**Direction**. Gather each line of the entries below that includes "from".

**Input rows**.
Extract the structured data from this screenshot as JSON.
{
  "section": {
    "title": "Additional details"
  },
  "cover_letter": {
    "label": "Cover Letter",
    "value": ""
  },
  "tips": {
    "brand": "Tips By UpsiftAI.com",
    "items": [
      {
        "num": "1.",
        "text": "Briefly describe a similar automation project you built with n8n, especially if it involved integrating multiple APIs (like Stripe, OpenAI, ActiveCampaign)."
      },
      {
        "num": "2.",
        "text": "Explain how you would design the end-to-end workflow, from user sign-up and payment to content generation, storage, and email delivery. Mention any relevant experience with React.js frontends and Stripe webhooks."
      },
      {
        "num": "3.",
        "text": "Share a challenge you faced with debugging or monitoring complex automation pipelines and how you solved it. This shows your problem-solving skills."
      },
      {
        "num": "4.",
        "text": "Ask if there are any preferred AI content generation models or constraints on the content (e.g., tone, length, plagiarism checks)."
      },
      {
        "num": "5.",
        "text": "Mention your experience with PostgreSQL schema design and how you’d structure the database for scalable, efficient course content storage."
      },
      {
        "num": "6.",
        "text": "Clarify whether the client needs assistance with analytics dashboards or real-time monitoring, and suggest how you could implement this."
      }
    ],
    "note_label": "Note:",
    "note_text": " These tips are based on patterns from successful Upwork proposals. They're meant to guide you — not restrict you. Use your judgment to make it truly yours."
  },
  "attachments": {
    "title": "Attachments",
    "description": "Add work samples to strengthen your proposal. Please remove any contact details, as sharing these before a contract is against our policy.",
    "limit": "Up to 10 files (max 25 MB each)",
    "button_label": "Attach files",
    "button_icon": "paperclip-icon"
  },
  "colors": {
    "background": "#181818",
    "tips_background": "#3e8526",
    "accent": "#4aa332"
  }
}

**Solution to this task**.
Extract the structured data from this screenshot as JSON.
        "text": "Explain how you would design the end-to-end workflow, from user sign-up and payment to content generation, storage, and email delivery. Mention any relevant experience with React.js frontends and Stripe webhooks."
    "note_text": " These tips are based on patterns from successful Upwork proposals. They're meant to guide you — not restrict you. Use your judgment to make it truly yours."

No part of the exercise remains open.